Given entries: Begin

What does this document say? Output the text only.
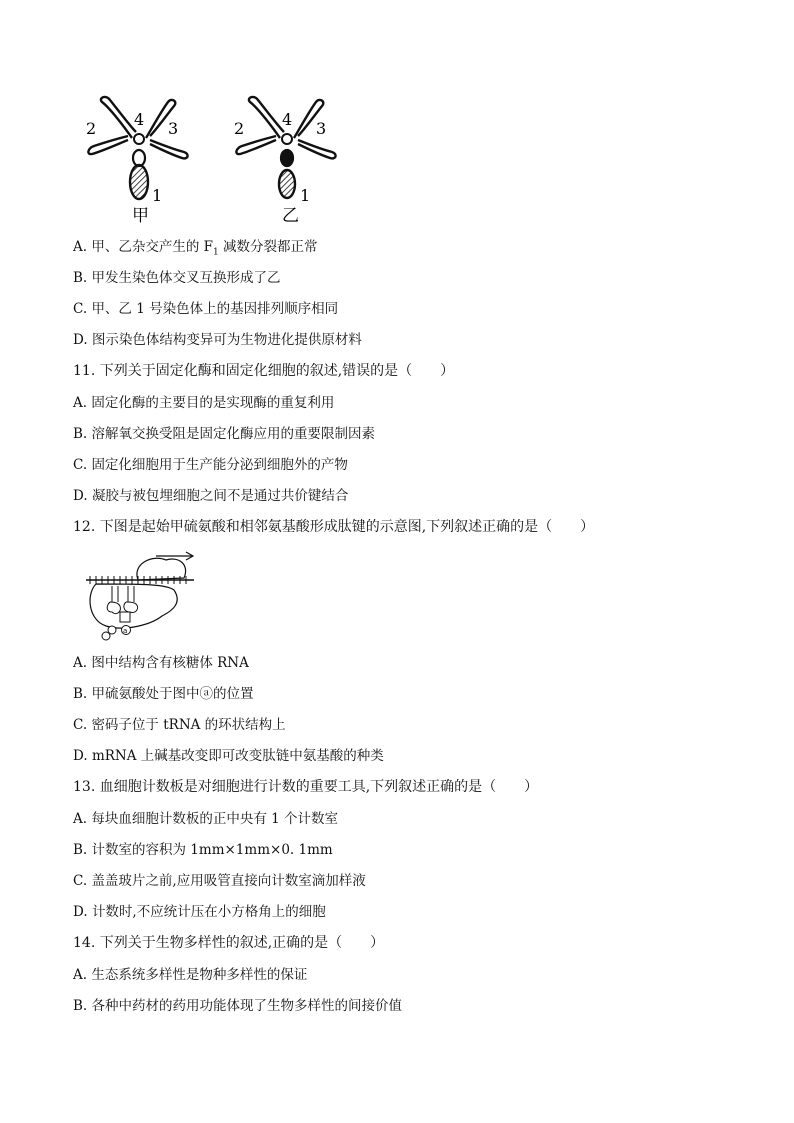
2 4 3
1
甲
2 4 3
1
乙
A. 甲、乙杂交产生的 $F_1$ 减数分裂都正常
B. 甲发生染色体交叉互换形成了乙
C. 甲、乙 1 号染色体上的基因排列顺序相同
D. 图示染色体结构变异可为生物进化提供原材料
11. 下列关于固定化酶和固定化细胞的叙述,错误的是（　　）
A. 固定化酶的主要目的是实现酶的重复利用
B. 溶解氧交换受阻是固定化酶应用的重要限制因素
C. 固定化细胞用于生产能分泌到细胞外的产物
D. 凝胶与被包埋细胞之间不是通过共价键结合
12. 下图是起始甲硫氨酸和相邻氨基酸形成肽键的示意图,下列叙述正确的是（　　）
a
A. 图中结构含有核糖体 RNA
B. 甲硫氨酸处于图中ⓐ的位置
C. 密码子位于 tRNA 的环状结构上
D. mRNA 上碱基改变即可改变肽链中氨基酸的种类
13. 血细胞计数板是对细胞进行计数的重要工具,下列叙述正确的是（　　）
A. 每块血细胞计数板的正中央有 1 个计数室
B. 计数室的容积为 1mm×1mm×0. 1mm
C. 盖盖玻片之前,应用吸管直接向计数室滴加样液
D. 计数时,不应统计压在小方格角上的细胞
14. 下列关于生物多样性的叙述,正确的是（　　）
A. 生态系统多样性是物种多样性的保证
B. 各种中药材的药用功能体现了生物多样性的间接价值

Given entries: End

> **Work item**: Search the entries above for the word "下列叙述正确的是" and copy each line where it appears.

> **Problem solution**:
12. 下图是起始甲硫氨酸和相邻氨基酸形成肽键的示意图,下列叙述正确的是（　　）
13. 血细胞计数板是对细胞进行计数的重要工具,下列叙述正确的是（　　）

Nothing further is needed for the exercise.